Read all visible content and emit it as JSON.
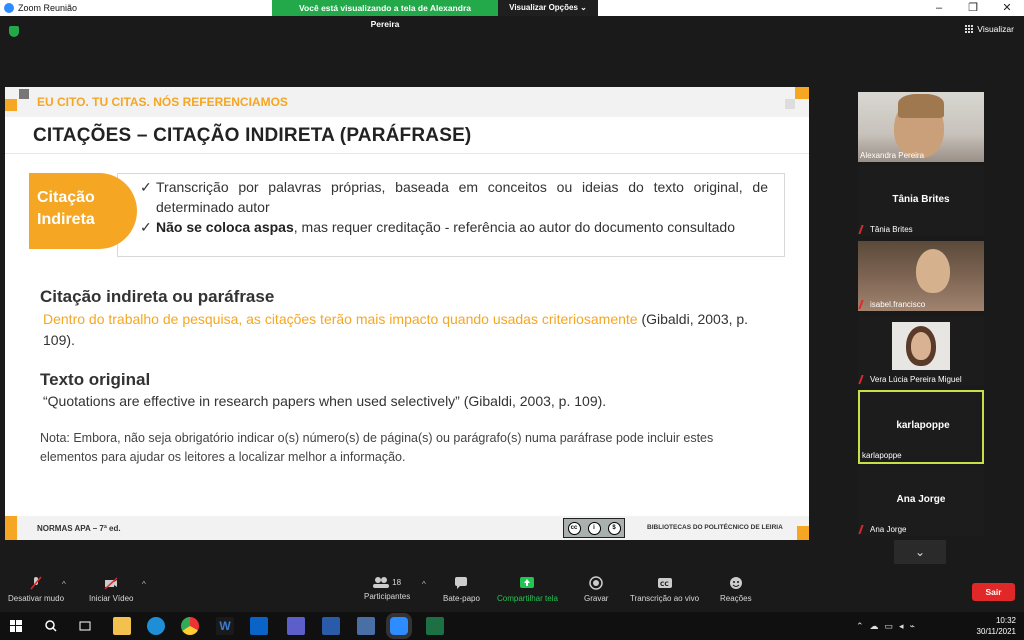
{
  "window": {
    "title": "Zoom Reunião",
    "controls": [
      "–",
      "❐",
      "✕"
    ]
  },
  "share_banner": {
    "message": "Você está visualizando a tela de Alexandra Pereira",
    "options": "Visualizar Opções ⌄"
  },
  "view_button": {
    "label": "Visualizar"
  },
  "slide": {
    "top_title": "EU CITO. TU CITAS. NÓS REFERENCIAMOS",
    "heading": "CITAÇÕES – CITAÇÃO INDIRETA (PARÁFRASE)",
    "badge_line1": "Citação",
    "badge_line2": "Indireta",
    "bullet1": "Transcrição por palavras próprias, baseada em conceitos ou ideias do texto original, de determinado autor",
    "bullet2_bold": "Não se coloca aspas",
    "bullet2_rest": ", mas requer creditação - referência ao autor do documento consultado",
    "section1_title": "Citação indireta ou paráfrase",
    "section1_orange": "Dentro do trabalho de pesquisa, as citações terão mais impacto quando usadas criteriosamente",
    "section1_ref": " (Gibaldi, 2003, p. 109).",
    "section2_title": "Texto original",
    "section2_text": "“Quotations are effective in research papers when used selectively” (Gibaldi, 2003, p. 109).",
    "note": "Nota: Embora, não seja obrigatório indicar o(s) número(s) de página(s) ou parágrafo(s) numa paráfrase pode incluir estes elementos para ajudar os leitores a localizar melhor a informação.",
    "footer_left": "NORMAS APA – 7ª ed.",
    "footer_right": "BIBLIOTECAS DO POLITÉCNICO DE LEIRIA",
    "cc_labels": [
      "cc",
      "i",
      "$"
    ]
  },
  "participants": [
    {
      "name": "Alexandra Pereira",
      "video": true,
      "muted": false,
      "active": false
    },
    {
      "name": "Tânia Brites",
      "video": false,
      "muted": true,
      "active": false
    },
    {
      "name": "isabel.francisco",
      "video": true,
      "muted": true,
      "active": false
    },
    {
      "name": "Vera Lúcia Pereira Miguel",
      "video": true,
      "muted": true,
      "active": false
    },
    {
      "name": "karlapoppe",
      "video": false,
      "muted": false,
      "active": true
    },
    {
      "name": "Ana Jorge",
      "video": false,
      "muted": true,
      "active": false
    }
  ],
  "toolbar": {
    "mute": "Desativar mudo",
    "video": "Iniciar Vídeo",
    "participants": "Participantes",
    "participants_count": "18",
    "chat": "Bate-papo",
    "share": "Compartilhar tela",
    "record": "Gravar",
    "transcription": "Transcrição ao vivo",
    "reactions": "Reações",
    "leave": "Sair"
  },
  "taskbar": {
    "time": "10:32",
    "date": "30/11/2021"
  },
  "colors": {
    "accent_orange": "#f5a623",
    "share_green": "#23a84a",
    "leave_red": "#e02828",
    "active_speaker": "#c7e04a"
  }
}
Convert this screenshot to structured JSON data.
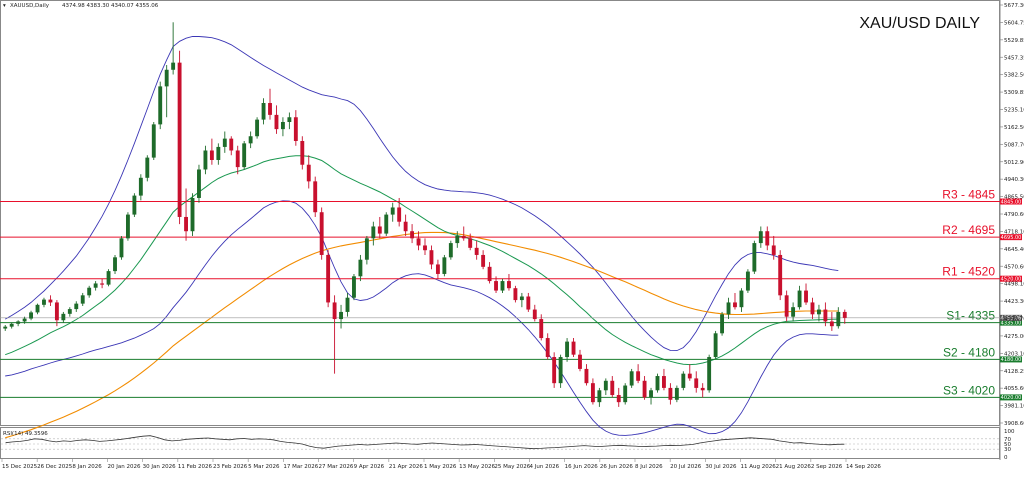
{
  "chart_data": {
    "type": "candlestick",
    "title": "XAU/USD DAILY",
    "header": {
      "symbol_label": "XAUUSD,Daily",
      "ohlc_text": "4374.98 4383.30 4340.07 4355.06"
    },
    "ylim": [
      3908,
      5677
    ],
    "y_ticks": [
      "5677.30",
      "5604.75",
      "5529.85",
      "5457.35",
      "5382.50",
      "5309.85",
      "5235.10",
      "5162.50",
      "5087.70",
      "5012.90",
      "4940.30",
      "4865.50",
      "4790.60",
      "4718.10",
      "4645.40",
      "4570.60",
      "4498.10",
      "4423.30",
      "4350.70",
      "4275.00",
      "4203.10",
      "4128.25",
      "4055.60",
      "3981.10",
      "3908.60"
    ],
    "x_labels": [
      "15 Dec 2025",
      "26 Dec 2025",
      "8 Jan 2026",
      "20 Jan 2026",
      "30 Jan 2026",
      "11 Feb 2026",
      "23 Feb 2026",
      "5 Mar 2026",
      "17 Mar 2026",
      "27 Mar 2026",
      "9 Apr 2026",
      "21 Apr 2026",
      "1 May 2026",
      "13 May 2026",
      "25 May 2026",
      "4 Jun 2026",
      "16 Jun 2026",
      "26 Jun 2026",
      "8 Jul 2026",
      "20 Jul 2026",
      "30 Jul 2026",
      "11 Aug 2026",
      "21 Aug 2026",
      "2 Sep 2026",
      "14 Sep 2026"
    ],
    "current_price": {
      "value": 4355.06,
      "label": "4355.06"
    },
    "levels": [
      {
        "name": "R3 - 4845",
        "value": 4845,
        "tag": "4845.00",
        "color": "#e8102b"
      },
      {
        "name": "R2 - 4695",
        "value": 4695,
        "tag": "4695.00",
        "color": "#e8102b"
      },
      {
        "name": "R1 - 4520",
        "value": 4520,
        "tag": "4520.00",
        "color": "#e8102b"
      },
      {
        "name": "S1- 4335",
        "value": 4335,
        "tag": "4335.00",
        "color": "#1a7d2e"
      },
      {
        "name": "S2 - 4180",
        "value": 4180,
        "tag": "4180.00",
        "color": "#1a7d2e"
      },
      {
        "name": "S3 - 4020",
        "value": 4020,
        "tag": "4020.00",
        "color": "#1a7d2e"
      }
    ],
    "colors": {
      "bull": "#1e6b2a",
      "bear": "#c8102e",
      "bollinger": "#3b36b5",
      "ma_fast": "#1a9850",
      "ma_slow": "#f28c00",
      "rsi": "#333333"
    },
    "rsi": {
      "label": "RSI(14) 49.3596",
      "ylim": [
        0,
        100
      ],
      "levels": [
        30,
        50,
        70
      ],
      "tick_labels": [
        "100",
        "70",
        "50",
        "30",
        "0"
      ],
      "values": [
        55,
        58,
        60,
        64,
        70,
        68,
        62,
        58,
        62,
        60,
        64,
        66,
        64,
        60,
        62,
        65,
        68,
        72,
        76,
        80,
        82,
        75,
        66,
        62,
        64,
        68,
        70,
        72,
        73,
        70,
        68,
        66,
        70,
        71,
        68,
        70,
        69,
        66,
        60,
        56,
        54,
        50,
        42,
        36,
        34,
        38,
        42,
        44,
        46,
        48,
        46,
        48,
        50,
        52,
        54,
        52,
        50,
        49,
        52,
        54,
        52,
        50,
        48,
        46,
        47,
        48,
        46,
        44,
        42,
        40,
        38,
        36,
        34,
        32,
        33,
        35,
        36,
        38,
        40,
        42,
        44,
        42,
        40,
        42,
        44,
        45,
        43,
        42,
        40,
        41,
        42,
        44,
        45,
        44,
        46,
        48,
        54,
        58,
        62,
        66,
        68,
        70,
        72,
        74,
        72,
        70,
        68,
        62,
        58,
        54,
        55,
        52,
        50,
        48,
        47,
        49,
        49.4
      ]
    },
    "candles": [
      [
        4310,
        4325,
        4300,
        4318
      ],
      [
        4318,
        4335,
        4310,
        4330
      ],
      [
        4330,
        4345,
        4320,
        4340
      ],
      [
        4340,
        4360,
        4330,
        4352
      ],
      [
        4352,
        4385,
        4345,
        4378
      ],
      [
        4378,
        4415,
        4370,
        4410
      ],
      [
        4410,
        4440,
        4400,
        4432
      ],
      [
        4432,
        4450,
        4405,
        4420
      ],
      [
        4420,
        4430,
        4320,
        4345
      ],
      [
        4345,
        4380,
        4335,
        4372
      ],
      [
        4372,
        4400,
        4360,
        4392
      ],
      [
        4392,
        4425,
        4380,
        4415
      ],
      [
        4415,
        4460,
        4405,
        4450
      ],
      [
        4450,
        4490,
        4440,
        4482
      ],
      [
        4482,
        4510,
        4470,
        4500
      ],
      [
        4500,
        4520,
        4480,
        4495
      ],
      [
        4495,
        4560,
        4488,
        4552
      ],
      [
        4552,
        4620,
        4540,
        4610
      ],
      [
        4610,
        4700,
        4600,
        4690
      ],
      [
        4690,
        4800,
        4680,
        4790
      ],
      [
        4790,
        4880,
        4780,
        4870
      ],
      [
        4870,
        4960,
        4850,
        4945
      ],
      [
        4945,
        5040,
        4930,
        5030
      ],
      [
        5030,
        5180,
        5020,
        5170
      ],
      [
        5170,
        5350,
        5150,
        5330
      ],
      [
        5330,
        5420,
        5200,
        5400
      ],
      [
        5400,
        5600,
        5380,
        5430
      ],
      [
        5430,
        5480,
        4750,
        4780
      ],
      [
        4780,
        4900,
        4680,
        4720
      ],
      [
        4720,
        4880,
        4700,
        4860
      ],
      [
        4860,
        5000,
        4840,
        4980
      ],
      [
        4980,
        5080,
        4960,
        5060
      ],
      [
        5060,
        5110,
        5000,
        5020
      ],
      [
        5020,
        5090,
        5000,
        5075
      ],
      [
        5075,
        5140,
        5050,
        5110
      ],
      [
        5110,
        5120,
        5040,
        5060
      ],
      [
        5060,
        5080,
        4960,
        4990
      ],
      [
        4990,
        5100,
        4980,
        5090
      ],
      [
        5090,
        5140,
        5070,
        5120
      ],
      [
        5120,
        5200,
        5110,
        5190
      ],
      [
        5190,
        5280,
        5170,
        5260
      ],
      [
        5260,
        5320,
        5190,
        5210
      ],
      [
        5210,
        5250,
        5130,
        5150
      ],
      [
        5150,
        5200,
        5120,
        5180
      ],
      [
        5180,
        5220,
        5150,
        5200
      ],
      [
        5200,
        5230,
        5080,
        5100
      ],
      [
        5100,
        5120,
        4980,
        5000
      ],
      [
        5000,
        5040,
        4900,
        4930
      ],
      [
        4930,
        4950,
        4780,
        4800
      ],
      [
        4800,
        4820,
        4600,
        4620
      ],
      [
        4620,
        4640,
        4400,
        4420
      ],
      [
        4420,
        4450,
        4120,
        4350
      ],
      [
        4350,
        4410,
        4310,
        4380
      ],
      [
        4380,
        4460,
        4360,
        4440
      ],
      [
        4440,
        4540,
        4430,
        4530
      ],
      [
        4530,
        4620,
        4510,
        4600
      ],
      [
        4600,
        4700,
        4580,
        4690
      ],
      [
        4690,
        4760,
        4660,
        4740
      ],
      [
        4740,
        4780,
        4690,
        4710
      ],
      [
        4710,
        4800,
        4700,
        4790
      ],
      [
        4790,
        4840,
        4760,
        4820
      ],
      [
        4820,
        4860,
        4740,
        4760
      ],
      [
        4760,
        4790,
        4700,
        4720
      ],
      [
        4720,
        4750,
        4670,
        4690
      ],
      [
        4690,
        4720,
        4640,
        4660
      ],
      [
        4660,
        4690,
        4620,
        4640
      ],
      [
        4640,
        4660,
        4560,
        4580
      ],
      [
        4580,
        4600,
        4520,
        4540
      ],
      [
        4540,
        4620,
        4530,
        4610
      ],
      [
        4610,
        4680,
        4600,
        4670
      ],
      [
        4670,
        4720,
        4650,
        4700
      ],
      [
        4700,
        4740,
        4680,
        4690
      ],
      [
        4690,
        4710,
        4640,
        4650
      ],
      [
        4650,
        4680,
        4600,
        4620
      ],
      [
        4620,
        4640,
        4560,
        4570
      ],
      [
        4570,
        4590,
        4500,
        4510
      ],
      [
        4510,
        4530,
        4460,
        4470
      ],
      [
        4470,
        4520,
        4460,
        4510
      ],
      [
        4510,
        4540,
        4470,
        4480
      ],
      [
        4480,
        4490,
        4420,
        4430
      ],
      [
        4430,
        4460,
        4400,
        4445
      ],
      [
        4445,
        4460,
        4380,
        4390
      ],
      [
        4390,
        4410,
        4340,
        4350
      ],
      [
        4350,
        4370,
        4260,
        4270
      ],
      [
        4270,
        4290,
        4180,
        4190
      ],
      [
        4190,
        4210,
        4060,
        4080
      ],
      [
        4080,
        4200,
        4060,
        4190
      ],
      [
        4190,
        4270,
        4170,
        4255
      ],
      [
        4255,
        4270,
        4190,
        4200
      ],
      [
        4200,
        4220,
        4130,
        4140
      ],
      [
        4140,
        4160,
        4070,
        4080
      ],
      [
        4080,
        4100,
        3990,
        4000
      ],
      [
        4000,
        4060,
        3980,
        4050
      ],
      [
        4050,
        4100,
        4030,
        4090
      ],
      [
        4090,
        4110,
        4020,
        4030
      ],
      [
        4030,
        4060,
        3980,
        4000
      ],
      [
        4000,
        4080,
        3990,
        4070
      ],
      [
        4070,
        4140,
        4060,
        4130
      ],
      [
        4130,
        4160,
        4080,
        4090
      ],
      [
        4090,
        4110,
        4010,
        4020
      ],
      [
        4020,
        4060,
        3990,
        4050
      ],
      [
        4050,
        4120,
        4040,
        4110
      ],
      [
        4110,
        4140,
        4050,
        4060
      ],
      [
        4060,
        4080,
        3990,
        4010
      ],
      [
        4010,
        4070,
        4000,
        4060
      ],
      [
        4060,
        4130,
        4050,
        4120
      ],
      [
        4120,
        4160,
        4090,
        4100
      ],
      [
        4100,
        4130,
        4040,
        4060
      ],
      [
        4060,
        4080,
        4020,
        4050
      ],
      [
        4050,
        4200,
        4040,
        4190
      ],
      [
        4190,
        4300,
        4180,
        4290
      ],
      [
        4290,
        4380,
        4280,
        4370
      ],
      [
        4370,
        4440,
        4350,
        4420
      ],
      [
        4420,
        4460,
        4390,
        4400
      ],
      [
        4400,
        4480,
        4380,
        4470
      ],
      [
        4470,
        4560,
        4460,
        4550
      ],
      [
        4550,
        4680,
        4540,
        4670
      ],
      [
        4670,
        4740,
        4650,
        4720
      ],
      [
        4720,
        4740,
        4640,
        4660
      ],
      [
        4660,
        4700,
        4600,
        4620
      ],
      [
        4620,
        4640,
        4430,
        4450
      ],
      [
        4450,
        4470,
        4340,
        4360
      ],
      [
        4360,
        4420,
        4340,
        4400
      ],
      [
        4400,
        4490,
        4390,
        4470
      ],
      [
        4470,
        4500,
        4410,
        4420
      ],
      [
        4420,
        4440,
        4350,
        4370
      ],
      [
        4370,
        4410,
        4340,
        4390
      ],
      [
        4390,
        4420,
        4320,
        4340
      ],
      [
        4340,
        4380,
        4300,
        4320
      ],
      [
        4320,
        4400,
        4310,
        4380
      ],
      [
        4380,
        4390,
        4330,
        4355
      ]
    ],
    "ma_fast": [
      4200,
      4210,
      4222,
      4235,
      4248,
      4262,
      4277,
      4292,
      4305,
      4318,
      4332,
      4348,
      4365,
      4385,
      4405,
      4425,
      4448,
      4472,
      4500,
      4530,
      4565,
      4600,
      4640,
      4680,
      4720,
      4760,
      4800,
      4825,
      4845,
      4865,
      4885,
      4905,
      4925,
      4942,
      4955,
      4965,
      4972,
      4980,
      4990,
      5000,
      5012,
      5020,
      5025,
      5030,
      5035,
      5038,
      5038,
      5035,
      5028,
      5018,
      5000,
      4980,
      4962,
      4948,
      4935,
      4922,
      4910,
      4898,
      4885,
      4870,
      4855,
      4840,
      4822,
      4805,
      4788,
      4770,
      4752,
      4735,
      4720,
      4710,
      4702,
      4695,
      4688,
      4680,
      4670,
      4660,
      4648,
      4635,
      4620,
      4605,
      4590,
      4575,
      4558,
      4540,
      4520,
      4498,
      4475,
      4452,
      4428,
      4402,
      4378,
      4352,
      4328,
      4305,
      4285,
      4268,
      4252,
      4238,
      4225,
      4212,
      4200,
      4190,
      4180,
      4172,
      4165,
      4160,
      4158,
      4160,
      4165,
      4172,
      4182,
      4195,
      4210,
      4228,
      4248,
      4268,
      4288,
      4305,
      4318,
      4328,
      4335,
      4340,
      4342,
      4344,
      4345,
      4346,
      4347,
      4348,
      4349,
      4350
    ],
    "ma_slow": [
      3850,
      3858,
      3866,
      3875,
      3884,
      3894,
      3904,
      3915,
      3926,
      3937,
      3949,
      3961,
      3974,
      3988,
      4002,
      4017,
      4032,
      4048,
      4065,
      4083,
      4102,
      4122,
      4143,
      4165,
      4188,
      4212,
      4237,
      4258,
      4278,
      4298,
      4318,
      4338,
      4358,
      4378,
      4398,
      4417,
      4436,
      4455,
      4474,
      4493,
      4512,
      4530,
      4547,
      4563,
      4578,
      4592,
      4605,
      4617,
      4628,
      4637,
      4645,
      4652,
      4658,
      4663,
      4668,
      4673,
      4678,
      4683,
      4688,
      4693,
      4698,
      4702,
      4706,
      4709,
      4712,
      4714,
      4715,
      4715,
      4714,
      4712,
      4709,
      4705,
      4700,
      4694,
      4688,
      4682,
      4676,
      4670,
      4664,
      4658,
      4652,
      4646,
      4640,
      4633,
      4626,
      4618,
      4610,
      4601,
      4592,
      4582,
      4572,
      4562,
      4551,
      4540,
      4529,
      4518,
      4507,
      4495,
      4483,
      4471,
      4459,
      4447,
      4435,
      4424,
      4414,
      4405,
      4397,
      4390,
      4384,
      4379,
      4375,
      4372,
      4370,
      4369,
      4369,
      4370,
      4371,
      4373,
      4375,
      4377,
      4379,
      4381,
      4382,
      4383,
      4384,
      4384,
      4384,
      4384,
      4384,
      4384
    ],
    "bb_mid": [
      4230,
      4240,
      4252,
      4265,
      4280,
      4296,
      4312,
      4330,
      4348,
      4366,
      4385,
      4405,
      4428,
      4452,
      4478,
      4505,
      4535,
      4567,
      4602,
      4640,
      4680,
      4722,
      4765,
      4810,
      4856,
      4902,
      4948,
      4975,
      4998,
      5020,
      5040,
      5058,
      5075,
      5088,
      5098,
      5105,
      5108,
      5110,
      5112,
      5115,
      5118,
      5118,
      5115,
      5110,
      5102,
      5090,
      5072,
      5050,
      5025,
      4995,
      4960,
      4925,
      4892,
      4865,
      4845,
      4828,
      4812,
      4798,
      4786,
      4776,
      4768,
      4760,
      4752,
      4744,
      4736,
      4726,
      4716,
      4706,
      4698,
      4692,
      4688,
      4684,
      4680,
      4674,
      4666,
      4656,
      4644,
      4630,
      4614,
      4596,
      4576,
      4554,
      4530,
      4504,
      4476,
      4446,
      4414,
      4380,
      4346,
      4312,
      4278,
      4246,
      4216,
      4190,
      4166,
      4146,
      4128,
      4112,
      4098,
      4086,
      4076,
      4068,
      4062,
      4060,
      4062,
      4068,
      4078,
      4092,
      4110,
      4132,
      4158,
      4186,
      4216,
      4248,
      4280,
      4312,
      4342,
      4368,
      4390,
      4408,
      4420,
      4428,
      4432,
      4434,
      4434,
      4432,
      4428,
      4424,
      4420,
      4418
    ],
    "bb_band": [
      120,
      125,
      130,
      135,
      140,
      148,
      156,
      165,
      175,
      186,
      198,
      210,
      225,
      240,
      258,
      278,
      300,
      325,
      352,
      380,
      410,
      440,
      470,
      500,
      525,
      540,
      550,
      545,
      535,
      520,
      500,
      480,
      460,
      440,
      420,
      400,
      380,
      360,
      340,
      320,
      300,
      285,
      272,
      262,
      255,
      252,
      255,
      265,
      280,
      300,
      330,
      360,
      385,
      405,
      410,
      400,
      380,
      355,
      325,
      295,
      265,
      240,
      220,
      205,
      195,
      190,
      190,
      192,
      195,
      198,
      200,
      202,
      205,
      208,
      212,
      216,
      220,
      225,
      230,
      236,
      242,
      248,
      255,
      262,
      270,
      278,
      286,
      295,
      304,
      312,
      318,
      322,
      320,
      312,
      300,
      285,
      268,
      250,
      232,
      215,
      198,
      182,
      168,
      158,
      155,
      162,
      180,
      205,
      235,
      265,
      290,
      310,
      325,
      330,
      325,
      310,
      288,
      262,
      235,
      210,
      188,
      170,
      158,
      150,
      146,
      144,
      142,
      140,
      138,
      136
    ]
  }
}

________

Which lines hold the word "Transcrição"? Copy each of them from the records.

    "bullet1": "Transcrição por palavras próprias, baseada em conceitos ou ideias do texto original, de determinado autor",
    "transcription": "Transcrição ao vivo",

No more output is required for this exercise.